Saved entries:
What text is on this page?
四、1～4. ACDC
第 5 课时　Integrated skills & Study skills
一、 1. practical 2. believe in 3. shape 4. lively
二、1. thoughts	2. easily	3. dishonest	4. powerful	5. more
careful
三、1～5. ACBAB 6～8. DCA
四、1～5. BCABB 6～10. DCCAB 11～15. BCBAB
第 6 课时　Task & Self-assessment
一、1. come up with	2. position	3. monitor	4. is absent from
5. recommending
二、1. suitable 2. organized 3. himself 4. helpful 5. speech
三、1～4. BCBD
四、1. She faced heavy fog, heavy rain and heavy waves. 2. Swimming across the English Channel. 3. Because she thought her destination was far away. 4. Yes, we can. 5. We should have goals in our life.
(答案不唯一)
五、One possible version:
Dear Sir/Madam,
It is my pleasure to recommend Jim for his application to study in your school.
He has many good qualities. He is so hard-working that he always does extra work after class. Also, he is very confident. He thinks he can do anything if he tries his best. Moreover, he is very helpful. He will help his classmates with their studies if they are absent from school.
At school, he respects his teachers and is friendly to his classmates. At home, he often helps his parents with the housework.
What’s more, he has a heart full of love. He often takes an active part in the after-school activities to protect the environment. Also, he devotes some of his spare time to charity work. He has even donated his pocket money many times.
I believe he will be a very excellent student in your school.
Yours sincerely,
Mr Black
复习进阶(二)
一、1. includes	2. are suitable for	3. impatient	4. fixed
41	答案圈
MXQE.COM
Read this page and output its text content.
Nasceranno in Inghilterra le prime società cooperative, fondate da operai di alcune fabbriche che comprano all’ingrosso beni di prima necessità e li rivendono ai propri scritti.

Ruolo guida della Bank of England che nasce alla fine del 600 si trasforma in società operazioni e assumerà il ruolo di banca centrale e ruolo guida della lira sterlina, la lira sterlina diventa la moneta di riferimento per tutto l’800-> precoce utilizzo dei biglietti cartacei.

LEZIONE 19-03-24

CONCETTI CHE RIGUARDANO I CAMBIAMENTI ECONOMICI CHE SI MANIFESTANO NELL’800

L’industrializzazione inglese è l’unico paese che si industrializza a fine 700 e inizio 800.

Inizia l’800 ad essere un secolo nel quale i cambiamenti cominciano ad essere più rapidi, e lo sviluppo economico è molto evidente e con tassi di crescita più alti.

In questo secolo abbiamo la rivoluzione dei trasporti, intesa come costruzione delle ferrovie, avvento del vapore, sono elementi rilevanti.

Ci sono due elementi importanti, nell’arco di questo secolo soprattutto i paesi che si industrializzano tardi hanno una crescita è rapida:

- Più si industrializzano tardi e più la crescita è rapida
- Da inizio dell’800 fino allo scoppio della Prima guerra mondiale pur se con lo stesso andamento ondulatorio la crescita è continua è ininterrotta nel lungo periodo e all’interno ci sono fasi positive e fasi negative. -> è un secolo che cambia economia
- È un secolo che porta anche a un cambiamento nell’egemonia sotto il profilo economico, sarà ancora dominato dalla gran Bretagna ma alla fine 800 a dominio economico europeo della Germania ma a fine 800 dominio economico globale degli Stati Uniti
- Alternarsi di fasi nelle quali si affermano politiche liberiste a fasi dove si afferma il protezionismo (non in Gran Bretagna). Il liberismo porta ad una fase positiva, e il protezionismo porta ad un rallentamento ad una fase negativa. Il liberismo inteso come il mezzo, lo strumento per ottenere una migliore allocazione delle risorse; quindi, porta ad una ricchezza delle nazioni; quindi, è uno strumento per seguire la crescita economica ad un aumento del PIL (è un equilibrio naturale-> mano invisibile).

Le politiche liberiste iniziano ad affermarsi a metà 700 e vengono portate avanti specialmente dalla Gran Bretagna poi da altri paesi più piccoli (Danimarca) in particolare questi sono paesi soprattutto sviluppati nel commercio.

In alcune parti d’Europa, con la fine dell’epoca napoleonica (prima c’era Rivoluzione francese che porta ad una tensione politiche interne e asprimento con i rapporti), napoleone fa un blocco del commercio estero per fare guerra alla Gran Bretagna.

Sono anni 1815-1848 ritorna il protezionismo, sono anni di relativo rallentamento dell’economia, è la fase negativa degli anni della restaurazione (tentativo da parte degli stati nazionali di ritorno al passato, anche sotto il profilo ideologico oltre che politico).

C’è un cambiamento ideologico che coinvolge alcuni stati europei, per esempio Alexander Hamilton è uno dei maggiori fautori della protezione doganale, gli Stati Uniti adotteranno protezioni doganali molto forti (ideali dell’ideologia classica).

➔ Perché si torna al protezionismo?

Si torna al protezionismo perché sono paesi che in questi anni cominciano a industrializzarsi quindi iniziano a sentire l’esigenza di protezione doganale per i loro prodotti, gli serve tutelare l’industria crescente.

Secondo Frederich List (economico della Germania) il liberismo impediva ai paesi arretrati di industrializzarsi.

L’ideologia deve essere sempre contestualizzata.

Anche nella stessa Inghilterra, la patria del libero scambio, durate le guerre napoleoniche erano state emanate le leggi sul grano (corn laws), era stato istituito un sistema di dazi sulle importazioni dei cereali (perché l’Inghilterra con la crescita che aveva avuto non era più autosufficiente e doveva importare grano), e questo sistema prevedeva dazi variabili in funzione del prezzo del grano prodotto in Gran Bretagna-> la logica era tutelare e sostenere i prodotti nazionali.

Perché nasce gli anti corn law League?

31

SHORT PROBLEM:
Write the entire listing out again, word for word.

EXPECTED ANSWER:
What text is on this page?
四、1～4. ACDC
第 5 课时　Integrated skills & Study skills
一、 1. practical 2. believe in 3. shape 4. lively
二、1. thoughts	2. easily	3. dishonest	4. powerful	5. more
careful
三、1～5. ACBAB 6～8. DCA
四、1～5. BCABB 6～10. DCCAB 11～15. BCBAB
第 6 课时　Task & Self-assessment
一、1. come up with	2. position	3. monitor	4. is absent from
5. recommending
二、1. suitable 2. organized 3. himself 4. helpful 5. speech
三、1～4. BCBD
四、1. She faced heavy fog, heavy rain and heavy waves. 2. Swimming across the English Channel. 3. Because she thought her destination was far away. 4. Yes, we can. 5. We should have goals in our life.
(答案不唯一)
五、One possible version:
Dear Sir/Madam,
It is my pleasure to recommend Jim for his application to study in your school.
He has many good qualities. He is so hard-working that he always does extra work after class. Also, he is very confident. He thinks he can do anything if he tries his best. Moreover, he is very helpful. He will help his classmates with their studies if they are absent from school.
At school, he respects his teachers and is friendly to his classmates. At home, he often helps his parents with the housework.
What’s more, he has a heart full of love. He often takes an active part in the after-school activities to protect the environment. Also, he devotes some of his spare time to charity work. He has even donated his pocket money many times.
I believe he will be a very excellent student in your school.
Yours sincerely,
Mr Black
复习进阶(二)
一、1. includes	2. are suitable for	3. impatient	4. fixed
41	答案圈
MXQE.COM
Read this page and output its text content.
Nasceranno in Inghilterra le prime società cooperative, fondate da operai di alcune fabbriche che comprano all’ingrosso beni di prima necessità e li rivendono ai propri scritti.

Ruolo guida della Bank of England che nasce alla fine del 600 si trasforma in società operazioni e assumerà il ruolo di banca centrale e ruolo guida della lira sterlina, la lira sterlina diventa la moneta di riferimento per tutto l’800-> precoce utilizzo dei biglietti cartacei.

LEZIONE 19-03-24

CONCETTI CHE RIGUARDANO I CAMBIAMENTI ECONOMICI CHE SI MANIFESTANO NELL’800

L’industrializzazione inglese è l’unico paese che si industrializza a fine 700 e inizio 800.

Inizia l’800 ad essere un secolo nel quale i cambiamenti cominciano ad essere più rapidi, e lo sviluppo economico è molto evidente e con tassi di crescita più alti.

In questo secolo abbiamo la rivoluzione dei trasporti, intesa come costruzione delle ferrovie, avvento del vapore, sono elementi rilevanti.

Ci sono due elementi importanti, nell’arco di questo secolo soprattutto i paesi che si industrializzano tardi hanno una crescita è rapida:

- Più si industrializzano tardi e più la crescita è rapida
- Da inizio dell’800 fino allo scoppio della Prima guerra mondiale pur se con lo stesso andamento ondulatorio la crescita è continua è ininterrotta nel lungo periodo e all’interno ci sono fasi positive e fasi negative. -> è un secolo che cambia economia
- È un secolo che porta anche a un cambiamento nell’egemonia sotto il profilo economico, sarà ancora dominato dalla gran Bretagna ma alla fine 800 a dominio economico europeo della Germania ma a fine 800 dominio economico globale degli Stati Uniti
- Alternarsi di fasi nelle quali si affermano politiche liberiste a fasi dove si afferma il protezionismo (non in Gran Bretagna). Il liberismo porta ad una fase positiva, e il protezionismo porta ad un rallentamento ad una fase negativa. Il liberismo inteso come il mezzo, lo strumento per ottenere una migliore allocazione delle risorse; quindi, porta ad una ricchezza delle nazioni; quindi, è uno strumento per seguire la crescita economica ad un aumento del PIL (è un equilibrio naturale-> mano invisibile).

Le politiche liberiste iniziano ad affermarsi a metà 700 e vengono portate avanti specialmente dalla Gran Bretagna poi da altri paesi più piccoli (Danimarca) in particolare questi sono paesi soprattutto sviluppati nel commercio.

In alcune parti d’Europa, con la fine dell’epoca napoleonica (prima c’era Rivoluzione francese che porta ad una tensione politiche interne e asprimento con i rapporti), napoleone fa un blocco del commercio estero per fare guerra alla Gran Bretagna.

Sono anni 1815-1848 ritorna il protezionismo, sono anni di relativo rallentamento dell’economia, è la fase negativa degli anni della restaurazione (tentativo da parte degli stati nazionali di ritorno al passato, anche sotto il profilo ideologico oltre che politico).

C’è un cambiamento ideologico che coinvolge alcuni stati europei, per esempio Alexander Hamilton è uno dei maggiori fautori della protezione doganale, gli Stati Uniti adotteranno protezioni doganali molto forti (ideali dell’ideologia classica).

➔ Perché si torna al protezionismo?

Si torna al protezionismo perché sono paesi che in questi anni cominciano a industrializzarsi quindi iniziano a sentire l’esigenza di protezione doganale per i loro prodotti, gli serve tutelare l’industria crescente.

Secondo Frederich List (economico della Germania) il liberismo impediva ai paesi arretrati di industrializzarsi.

L’ideologia deve essere sempre contestualizzata.

Anche nella stessa Inghilterra, la patria del libero scambio, durate le guerre napoleoniche erano state emanate le leggi sul grano (corn laws), era stato istituito un sistema di dazi sulle importazioni dei cereali (perché l’Inghilterra con la crescita che aveva avuto non era più autosufficiente e doveva importare grano), e questo sistema prevedeva dazi variabili in funzione del prezzo del grano prodotto in Gran Bretagna-> la logica era tutelare e sostenere i prodotti nazionali.

Perché nasce gli anti corn law League?

31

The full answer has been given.